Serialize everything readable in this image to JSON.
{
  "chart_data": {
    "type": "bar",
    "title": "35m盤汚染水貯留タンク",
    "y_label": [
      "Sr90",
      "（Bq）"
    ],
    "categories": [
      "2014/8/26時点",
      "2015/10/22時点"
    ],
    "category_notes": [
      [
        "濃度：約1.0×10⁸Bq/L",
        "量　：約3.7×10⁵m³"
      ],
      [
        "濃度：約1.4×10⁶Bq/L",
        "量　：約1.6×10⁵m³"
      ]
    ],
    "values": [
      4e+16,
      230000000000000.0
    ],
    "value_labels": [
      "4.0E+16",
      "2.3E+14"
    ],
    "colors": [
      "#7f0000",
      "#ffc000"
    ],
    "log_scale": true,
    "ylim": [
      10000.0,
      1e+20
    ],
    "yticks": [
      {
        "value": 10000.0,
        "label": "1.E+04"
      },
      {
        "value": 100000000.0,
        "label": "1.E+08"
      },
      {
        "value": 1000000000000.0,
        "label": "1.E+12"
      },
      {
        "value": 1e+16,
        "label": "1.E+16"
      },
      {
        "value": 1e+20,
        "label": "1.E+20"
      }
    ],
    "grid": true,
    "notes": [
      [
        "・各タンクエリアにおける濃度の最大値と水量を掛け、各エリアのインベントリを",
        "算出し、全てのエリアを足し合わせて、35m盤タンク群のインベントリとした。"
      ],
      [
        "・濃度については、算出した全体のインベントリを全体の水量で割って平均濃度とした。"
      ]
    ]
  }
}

◆ Task requirements: Exactly as shown, repeat every record.

◆ Task solution:
Serialize everything readable in this image to JSON.
{
  "chart_data": {
    "type": "bar",
    "title": "35m盤汚染水貯留タンク",
    "y_label": [
      "Sr90",
      "（Bq）"
    ],
    "categories": [
      "2014/8/26時点",
      "2015/10/22時点"
    ],
    "category_notes": [
      [
        "濃度：約1.0×10⁸Bq/L",
        "量　：約3.7×10⁵m³"
      ],
      [
        "濃度：約1.4×10⁶Bq/L",
        "量　：約1.6×10⁵m³"
      ]
    ],
    "values": [
      4e+16,
      230000000000000.0
    ],
    "value_labels": [
      "4.0E+16",
      "2.3E+14"
    ],
    "colors": [
      "#7f0000",
      "#ffc000"
    ],
    "log_scale": true,
    "ylim": [
      10000.0,
      1e+20
    ],
    "yticks": [
      {
        "value": 10000.0,
        "label": "1.E+04"
      },
      {
        "value": 100000000.0,
        "label": "1.E+08"
      },
      {
        "value": 1000000000000.0,
        "label": "1.E+12"
      },
      {
        "value": 1e+16,
        "label": "1.E+16"
      },
      {
        "value": 1e+20,
        "label": "1.E+20"
      }
    ],
    "grid": true,
    "notes": [
      [
        "・各タンクエリアにおける濃度の最大値と水量を掛け、各エリアのインベントリを",
        "算出し、全てのエリアを足し合わせて、35m盤タンク群のインベントリとした。"
      ],
      [
        "・濃度については、算出した全体のインベントリを全体の水量で割って平均濃度とした。"
      ]
    ]
  }
}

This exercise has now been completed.